* [What to do]
Copy out every line below word for word, leaving out the pictures.

* [Given records]
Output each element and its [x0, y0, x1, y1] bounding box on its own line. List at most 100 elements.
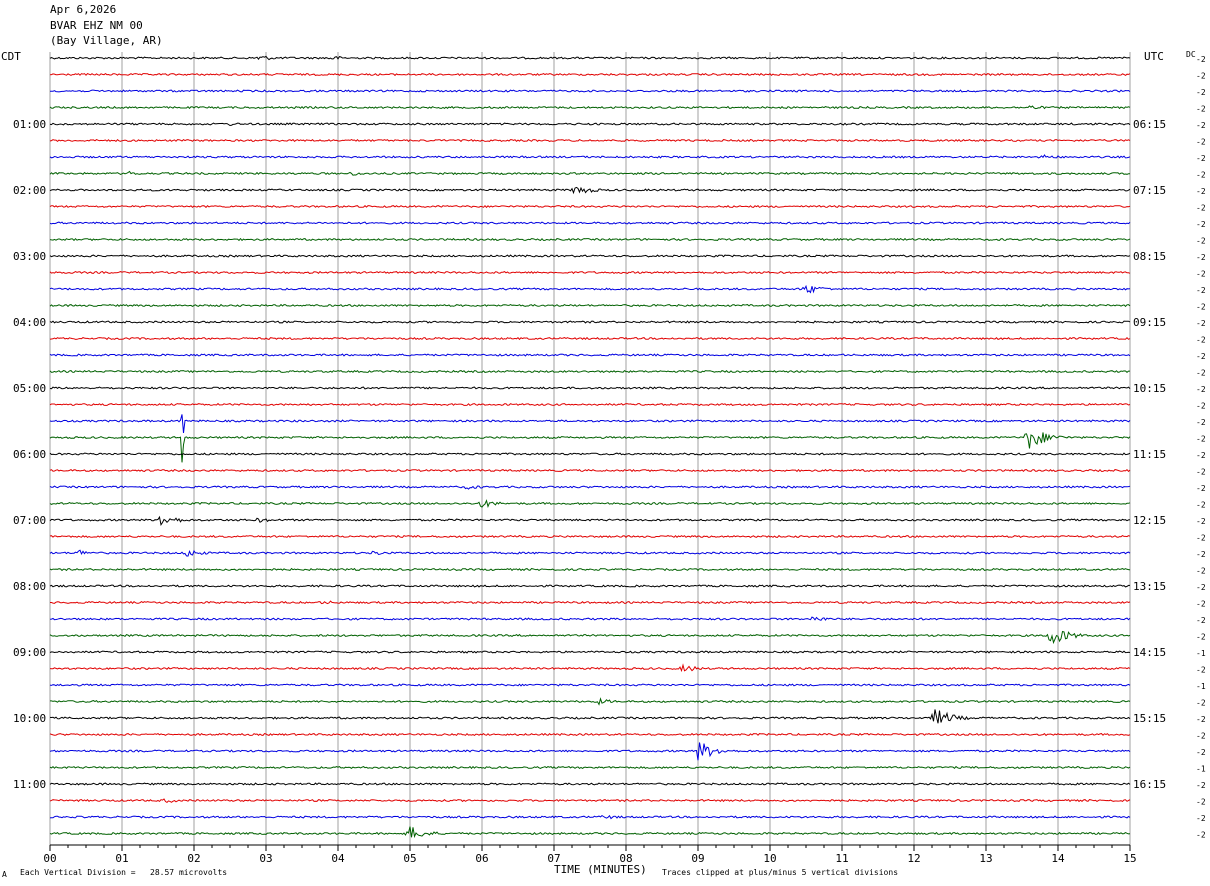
dc-offset-value: -2 — [1196, 138, 1206, 147]
dc-offset-value: -2 — [1196, 286, 1206, 295]
seismic-trace — [49, 432, 1131, 463]
dc-offset-value: -2 — [1196, 253, 1206, 262]
dc-offset-value: -2 — [1196, 567, 1206, 576]
seismic-trace — [49, 567, 1131, 572]
x-tick-label: 01 — [115, 852, 128, 865]
dc-offset-value: -2 — [1196, 484, 1206, 493]
dc-offset-value: -2 — [1196, 748, 1206, 757]
seismic-trace — [49, 186, 1131, 195]
x-tick-label: 13 — [979, 852, 992, 865]
dc-offset-value: -2 — [1196, 204, 1206, 213]
seismic-trace — [49, 369, 1130, 374]
seismic-trace — [49, 336, 1131, 341]
dc-offset-value: -1 — [1196, 649, 1206, 658]
dc-offset-value: -2 — [1196, 237, 1206, 246]
dc-offset-value: -2 — [1196, 88, 1206, 97]
x-tick-label: 03 — [259, 852, 272, 865]
seismic-trace — [49, 534, 1131, 539]
x-tick-label: 02 — [187, 852, 200, 865]
x-tick-label: 09 — [691, 852, 704, 865]
dc-offset-value: -2 — [1196, 105, 1206, 114]
dc-offset-value: -2 — [1196, 220, 1206, 229]
dc-offset-value: -2 — [1196, 616, 1206, 625]
left-hour-label: 07:00 — [13, 514, 46, 527]
seismic-trace — [49, 630, 1131, 645]
seismic-trace — [49, 468, 1131, 473]
scale-note: Each Vertical Division = 28.57 microvolt… — [20, 868, 228, 877]
seismic-trace — [49, 485, 1131, 490]
dc-offset-value: -2 — [1196, 121, 1206, 130]
left-timezone-label: CDT — [1, 50, 21, 63]
seismic-trace — [49, 204, 1131, 209]
dc-offset-value: -2 — [1196, 501, 1206, 510]
seismic-trace — [49, 732, 1131, 737]
seismic-trace — [49, 782, 1131, 786]
x-tick-label: 12 — [907, 852, 920, 865]
dc-offset-value: -2 — [1196, 600, 1206, 609]
dc-label: DC — [1186, 50, 1196, 59]
seismic-trace — [49, 122, 1131, 127]
seismic-trace — [49, 353, 1131, 357]
seismic-trace — [49, 798, 1131, 804]
dc-offset-value: -2 — [1196, 418, 1206, 427]
dc-offset-value: -2 — [1196, 781, 1206, 790]
dc-offset-value: -1 — [1196, 682, 1206, 691]
x-tick-label: 11 — [835, 852, 848, 865]
seismic-trace — [49, 663, 1131, 673]
seismic-trace — [49, 284, 1131, 294]
left-hour-label: 11:00 — [13, 778, 46, 791]
dc-offset-value: -2 — [1196, 831, 1206, 840]
seismic-trace — [49, 237, 1131, 242]
right-hour-label: 10:15 — [1133, 382, 1166, 395]
right-timezone-label: UTC — [1144, 50, 1164, 63]
seismic-trace — [49, 650, 1131, 654]
dc-offset-value: -2 — [1196, 814, 1206, 823]
seismic-trace — [49, 549, 1131, 557]
right-hour-label: 14:15 — [1133, 646, 1166, 659]
seismic-trace — [49, 414, 1131, 434]
corner-mark: A — [2, 870, 7, 879]
seismic-trace — [49, 55, 1131, 61]
clip-note: Traces clipped at plus/minus 5 vertical … — [662, 868, 899, 877]
station-code: BVAR EHZ NM 00 — [50, 19, 143, 32]
dc-offset-value: -2 — [1196, 385, 1206, 394]
seismic-trace — [49, 765, 1131, 770]
seismic-trace — [49, 72, 1131, 77]
dc-offset-value: -2 — [1196, 435, 1206, 444]
dc-offset-value: -2 — [1196, 699, 1206, 708]
seismic-trace — [49, 826, 1131, 839]
dc-offset-value: -2 — [1196, 534, 1206, 543]
dc-offset-value: -2 — [1196, 583, 1206, 592]
dc-offset-value: -2 — [1196, 303, 1206, 312]
seismic-trace — [49, 709, 1131, 724]
left-hour-label: 10:00 — [13, 712, 46, 725]
x-tick-label: 10 — [763, 852, 776, 865]
right-hour-label: 07:15 — [1133, 184, 1166, 197]
right-hour-label: 08:15 — [1133, 250, 1166, 263]
seismic-trace — [49, 742, 1131, 761]
seismic-trace — [49, 254, 1131, 258]
dc-offset-value: -2 — [1196, 270, 1206, 279]
x-tick-label: 00 — [43, 852, 56, 865]
dc-offset-value: -2 — [1196, 171, 1206, 180]
dc-offset-value: -2 — [1196, 154, 1206, 163]
right-hour-label: 09:15 — [1133, 316, 1166, 329]
dc-offset-value: -2 — [1196, 55, 1206, 64]
seismic-trace — [49, 138, 1131, 143]
dc-offset-value: -2 — [1196, 319, 1206, 328]
seismic-trace — [49, 303, 1131, 308]
station-location: (Bay Village, AR) — [50, 34, 163, 47]
seismic-trace — [49, 154, 1131, 159]
seismic-trace — [49, 452, 1131, 456]
left-hour-label: 03:00 — [13, 250, 46, 263]
x-tick-label: 06 — [475, 852, 488, 865]
seismic-trace — [49, 683, 1131, 687]
seismic-trace — [49, 616, 1131, 621]
seismic-trace — [49, 320, 1131, 324]
x-tick-label: 08 — [619, 852, 632, 865]
dc-offset-value: -2 — [1196, 451, 1206, 460]
seismic-trace — [49, 386, 1131, 390]
seismic-trace — [49, 499, 1131, 508]
x-axis-label: TIME (MINUTES) — [554, 863, 647, 876]
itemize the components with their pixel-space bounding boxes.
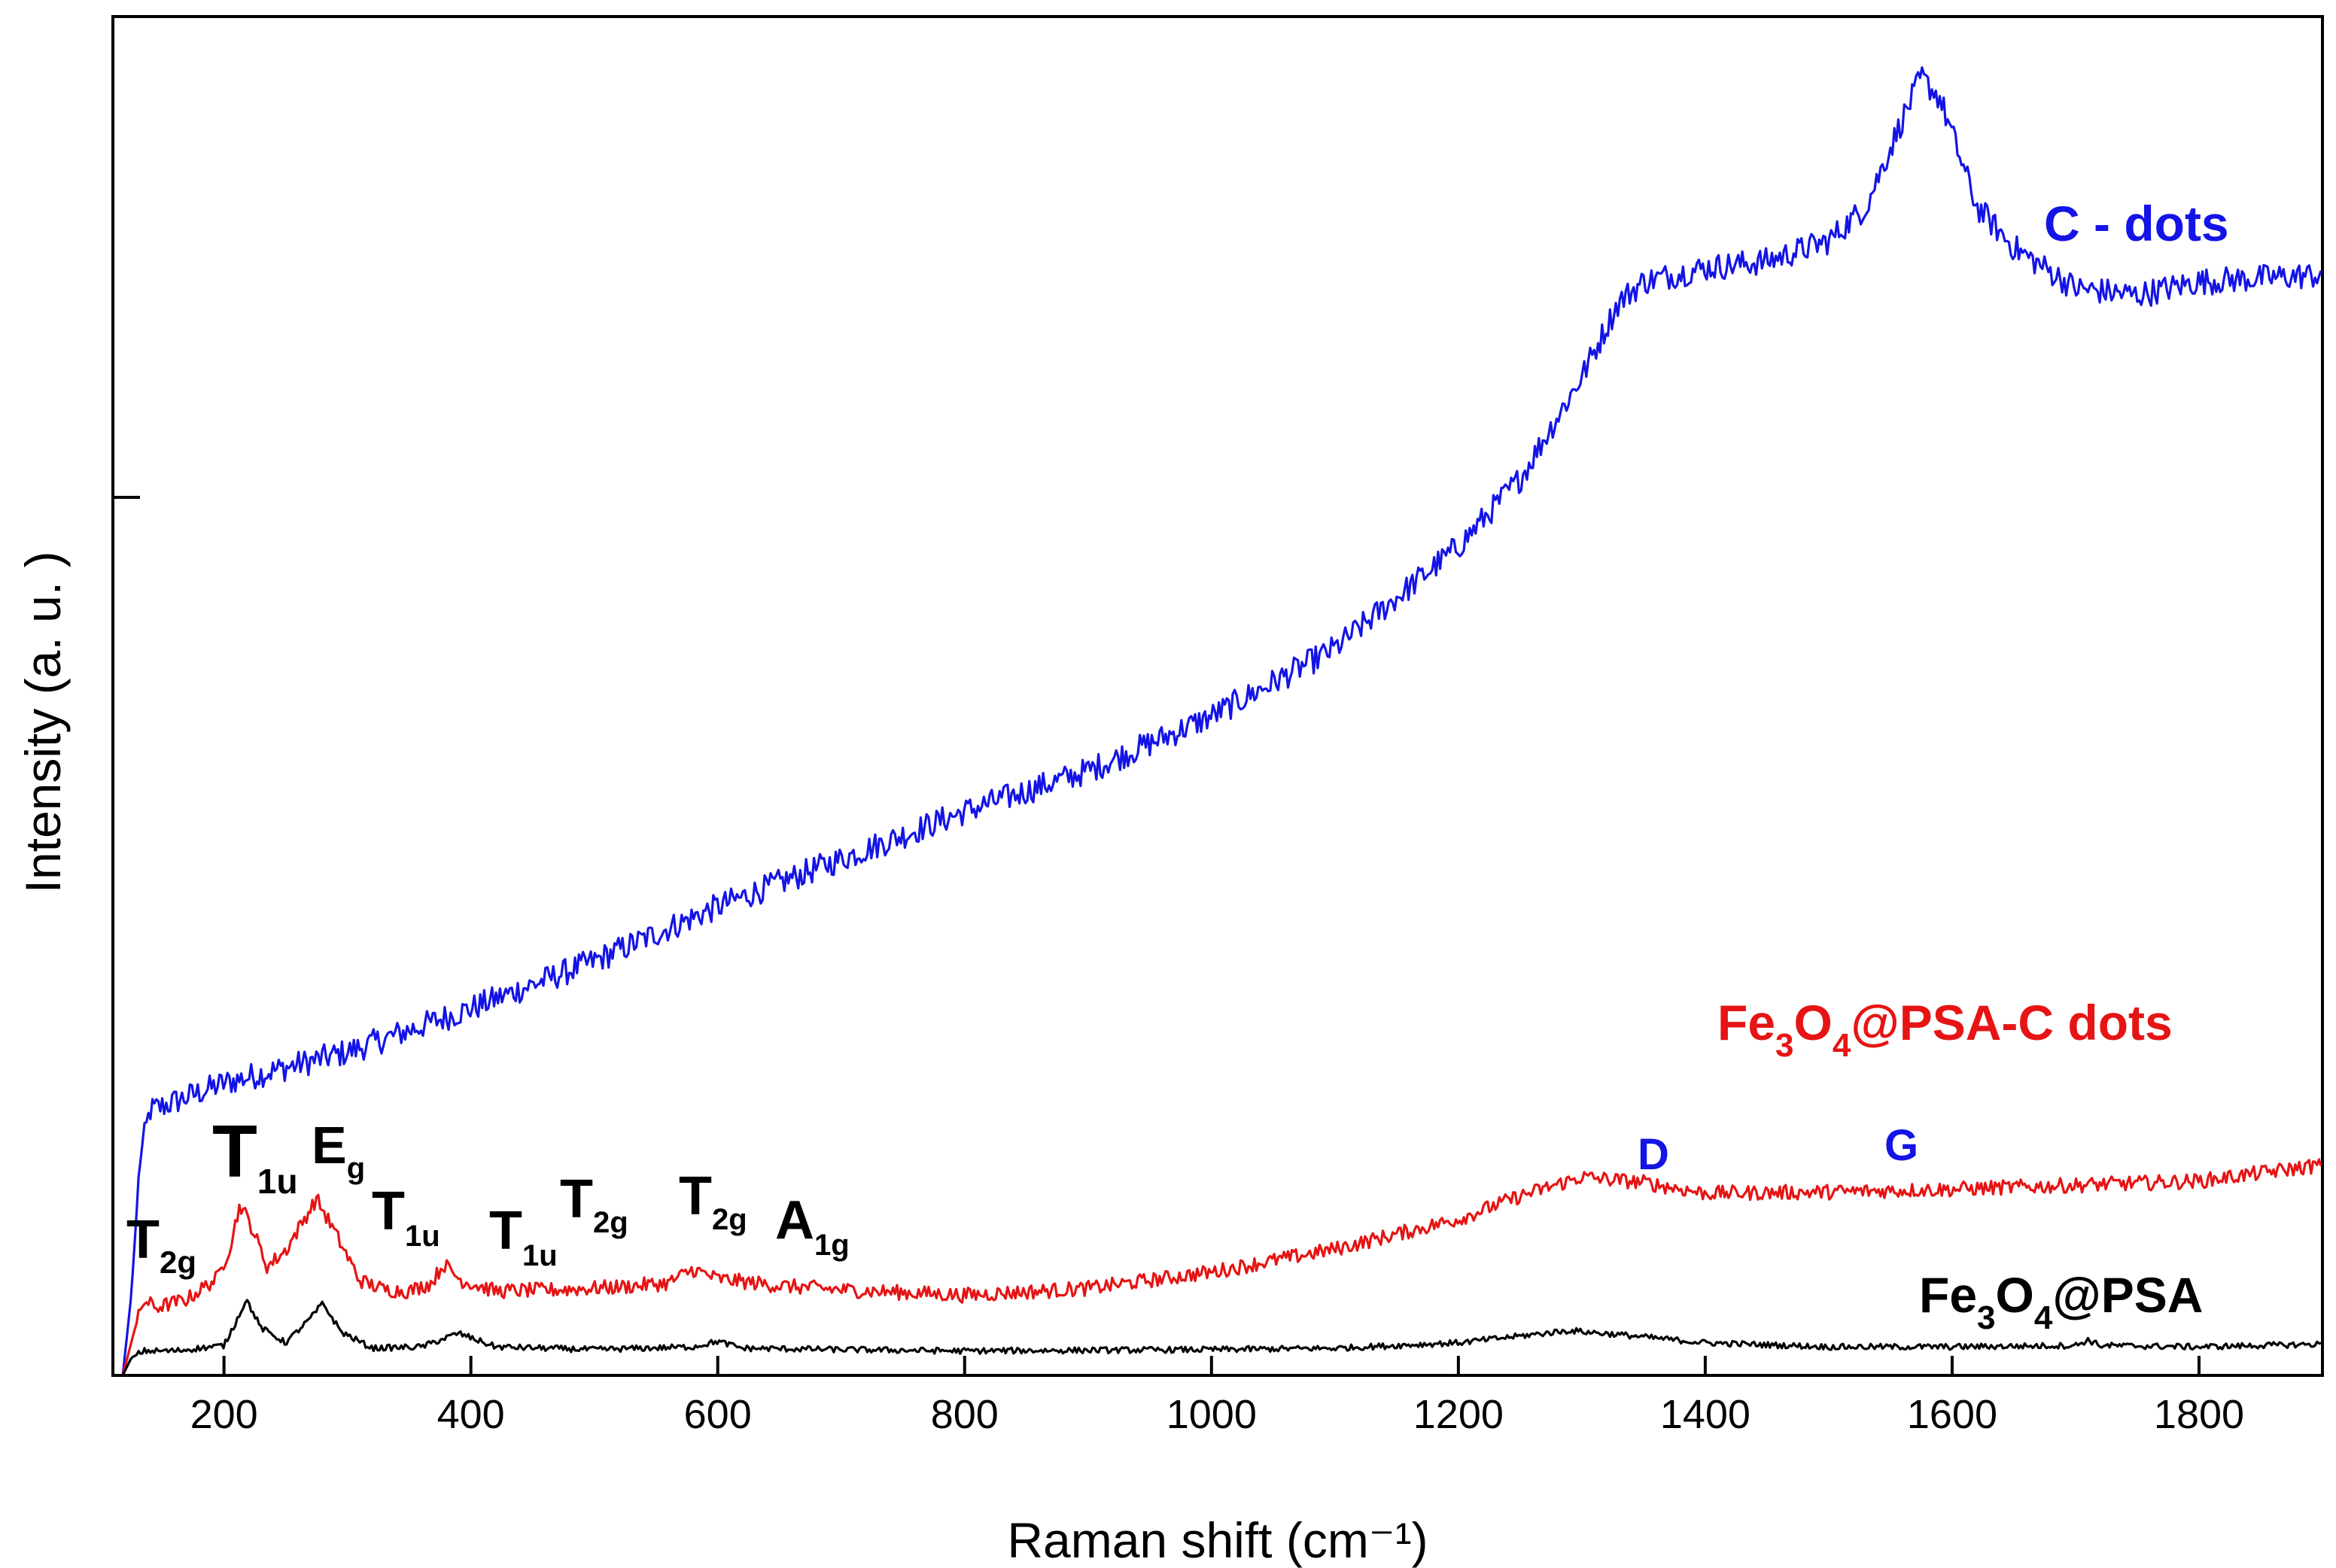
x-tick-label: 1200 [1413,1392,1504,1437]
mode-label-a1g: A1g [775,1190,850,1262]
x-axis-ticks: 200 400 600 800 1000 1200 1400 1600 1800 [190,1356,2244,1437]
x-tick-label: 200 [190,1392,258,1437]
series-layer [121,66,2322,1376]
x-tick-label: 800 [931,1392,999,1437]
x-tick-label: 1400 [1660,1392,1750,1437]
x-tick-label: 1000 [1166,1392,1257,1437]
series-line-2 [121,1299,2322,1376]
mode-label-t2g-1: T2g [126,1210,196,1280]
series-label-fe3o4-psa: Fe3O4@PSA [1919,1267,2203,1336]
x-tick-label: 1800 [2154,1392,2244,1437]
mode-label-t1u-3: T1u [489,1201,558,1272]
x-tick-label: 1600 [1907,1392,1997,1437]
mode-label-t1u-1: T1u [212,1110,298,1201]
plot-frame [111,15,2324,1377]
series-line-0 [121,66,2322,1376]
band-label-d: D [1638,1130,1669,1179]
mode-label-t1u-2: T1u [372,1181,440,1253]
y-axis-title: Intensity (a. u. ) [15,552,71,894]
x-tick-label: 600 [684,1392,752,1437]
x-axis-title: Raman shift (cm⁻¹) [1007,1512,1428,1568]
mode-label-eg: Eg [312,1116,365,1185]
mode-label-t2g-2: T2g [560,1169,628,1239]
series-label-fe3o4-psa-c-dots: Fe3O4@PSA-C dots [1717,995,2173,1064]
band-label-g: G [1884,1121,1918,1170]
mode-label-t2g-3: T2g [679,1166,747,1236]
series-line-1 [121,1158,2322,1376]
series-label-c-dots: C - dots [2044,196,2229,251]
x-tick-label: 400 [437,1392,505,1437]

* [Worked solution]
Output each element and its [x0, y0, x1, y1] bounding box on its own line. List at most 100 elements.
dc-offset-value: -2 — [1196, 138, 1206, 147]
dc-offset-value: -2 — [1196, 286, 1206, 295]
seismic-trace — [49, 432, 1131, 463]
dc-offset-value: -2 — [1196, 253, 1206, 262]
dc-offset-value: -2 — [1196, 567, 1206, 576]
seismic-trace — [49, 567, 1131, 572]
x-tick-label: 01 — [115, 852, 128, 865]
dc-offset-value: -2 — [1196, 484, 1206, 493]
dc-offset-value: -2 — [1196, 748, 1206, 757]
seismic-trace — [49, 186, 1131, 195]
x-tick-label: 13 — [979, 852, 992, 865]
dc-offset-value: -2 — [1196, 204, 1206, 213]
seismic-trace — [49, 369, 1130, 374]
seismic-trace — [49, 336, 1131, 341]
dc-offset-value: -1 — [1196, 649, 1206, 658]
dc-offset-value: -2 — [1196, 237, 1206, 246]
dc-offset-value: -2 — [1196, 88, 1206, 97]
x-tick-label: 03 — [259, 852, 272, 865]
seismic-trace — [49, 534, 1131, 539]
x-tick-label: 02 — [187, 852, 200, 865]
x-tick-label: 09 — [691, 852, 704, 865]
dc-offset-value: -2 — [1196, 105, 1206, 114]
dc-offset-value: -2 — [1196, 220, 1206, 229]
dc-offset-value: -2 — [1196, 616, 1206, 625]
left-hour-label: 07:00 — [13, 514, 46, 527]
seismic-trace — [49, 630, 1131, 645]
seismic-trace — [49, 468, 1131, 473]
scale-note: Each Vertical Division = 28.57 microvolt… — [20, 868, 228, 877]
seismic-trace — [49, 485, 1131, 490]
dc-offset-value: -2 — [1196, 121, 1206, 130]
left-timezone-label: CDT — [1, 50, 21, 63]
seismic-trace — [49, 204, 1131, 209]
dc-offset-value: -2 — [1196, 501, 1206, 510]
seismic-trace — [49, 732, 1131, 737]
seismic-trace — [49, 782, 1131, 786]
x-tick-label: 12 — [907, 852, 920, 865]
dc-offset-value: -2 — [1196, 600, 1206, 609]
dc-label: DC — [1186, 50, 1196, 59]
seismic-trace — [49, 122, 1131, 127]
seismic-trace — [49, 353, 1131, 357]
seismic-trace — [49, 798, 1131, 804]
dc-offset-value: -2 — [1196, 418, 1206, 427]
dc-offset-value: -2 — [1196, 781, 1206, 790]
dc-offset-value: -1 — [1196, 682, 1206, 691]
x-tick-label: 11 — [835, 852, 848, 865]
seismic-trace — [49, 663, 1131, 673]
seismic-trace — [49, 284, 1131, 294]
left-hour-label: 11:00 — [13, 778, 46, 791]
dc-offset-value: -2 — [1196, 831, 1206, 840]
seismic-trace — [49, 237, 1131, 242]
right-hour-label: 10:15 — [1133, 382, 1166, 395]
right-timezone-label: UTC — [1144, 50, 1164, 63]
seismic-trace — [49, 650, 1131, 654]
dc-offset-value: -2 — [1196, 814, 1206, 823]
seismic-trace — [49, 549, 1131, 557]
right-hour-label: 14:15 — [1133, 646, 1166, 659]
seismic-trace — [49, 414, 1131, 434]
corner-mark: A — [2, 870, 7, 879]
seismic-trace — [49, 55, 1131, 61]
clip-note: Traces clipped at plus/minus 5 vertical … — [662, 868, 899, 877]
station-code: BVAR EHZ NM 00 — [50, 19, 143, 32]
dc-offset-value: -2 — [1196, 385, 1206, 394]
seismic-trace — [49, 765, 1131, 770]
seismic-trace — [49, 72, 1131, 77]
dc-offset-value: -2 — [1196, 435, 1206, 444]
dc-offset-value: -2 — [1196, 699, 1206, 708]
seismic-trace — [49, 826, 1131, 839]
dc-offset-value: -2 — [1196, 534, 1206, 543]
dc-offset-value: -2 — [1196, 583, 1206, 592]
dc-offset-value: -2 — [1196, 303, 1206, 312]
seismic-trace — [49, 709, 1131, 724]
left-hour-label: 10:00 — [13, 712, 46, 725]
x-tick-label: 10 — [763, 852, 776, 865]
right-hour-label: 07:15 — [1133, 184, 1166, 197]
right-hour-label: 08:15 — [1133, 250, 1166, 263]
seismic-trace — [49, 742, 1131, 761]
seismic-trace — [49, 254, 1131, 258]
dc-offset-value: -2 — [1196, 270, 1206, 279]
x-tick-label: 00 — [43, 852, 56, 865]
dc-offset-value: -2 — [1196, 171, 1206, 180]
dc-offset-value: -2 — [1196, 154, 1206, 163]
right-hour-label: 09:15 — [1133, 316, 1166, 329]
dc-offset-value: -2 — [1196, 55, 1206, 64]
seismic-trace — [49, 138, 1131, 143]
dc-offset-value: -2 — [1196, 319, 1206, 328]
seismic-trace — [49, 303, 1131, 308]
station-location: (Bay Village, AR) — [50, 34, 163, 47]
seismic-trace — [49, 154, 1131, 159]
seismic-trace — [49, 452, 1131, 456]
left-hour-label: 03:00 — [13, 250, 46, 263]
x-tick-label: 06 — [475, 852, 488, 865]
seismic-trace — [49, 683, 1131, 687]
seismic-trace — [49, 616, 1131, 621]
seismic-trace — [49, 320, 1131, 324]
x-tick-label: 08 — [619, 852, 632, 865]
dc-offset-value: -2 — [1196, 451, 1206, 460]
seismic-trace — [49, 386, 1131, 390]
seismic-trace — [49, 499, 1131, 508]
x-axis-label: TIME (MINUTES) — [554, 863, 647, 876]
itemize the components with their pixel-space bounding boxes.
x-tick-label: 1200 [1413,1392,1504,1437]
mode-label-a1g: A1g [775,1190,850,1262]
x-axis-ticks: 200 400 600 800 1000 1200 1400 1600 1800 [190,1356,2244,1437]
x-tick-label: 200 [190,1392,258,1437]
series-layer [121,66,2322,1376]
x-tick-label: 800 [931,1392,999,1437]
x-tick-label: 1400 [1660,1392,1750,1437]
x-tick-label: 1000 [1166,1392,1257,1437]
series-line-2 [121,1299,2322,1376]
mode-label-t2g-1: T2g [126,1210,196,1280]
series-label-fe3o4-psa: Fe3O4@PSA [1919,1267,2203,1336]
x-tick-label: 1800 [2154,1392,2244,1437]
mode-label-t1u-3: T1u [489,1201,558,1272]
x-tick-label: 1600 [1907,1392,1997,1437]
mode-label-t1u-1: T1u [212,1110,298,1201]
plot-frame [111,15,2324,1377]
series-line-0 [121,66,2322,1376]
band-label-d: D [1638,1130,1669,1179]
mode-label-t1u-2: T1u [372,1181,440,1253]
y-axis-title: Intensity (a. u. ) [15,552,71,894]
x-tick-label: 600 [684,1392,752,1437]
x-axis-title: Raman shift (cm⁻¹) [1007,1512,1428,1568]
mode-label-eg: Eg [312,1116,365,1185]
mode-label-t2g-2: T2g [560,1169,628,1239]
series-label-fe3o4-psa-c-dots: Fe3O4@PSA-C dots [1717,995,2173,1064]
band-label-g: G [1884,1121,1918,1170]
mode-label-t2g-3: T2g [679,1166,747,1236]
series-line-1 [121,1158,2322,1376]
series-label-c-dots: C - dots [2044,196,2229,251]
x-tick-label: 400 [437,1392,505,1437]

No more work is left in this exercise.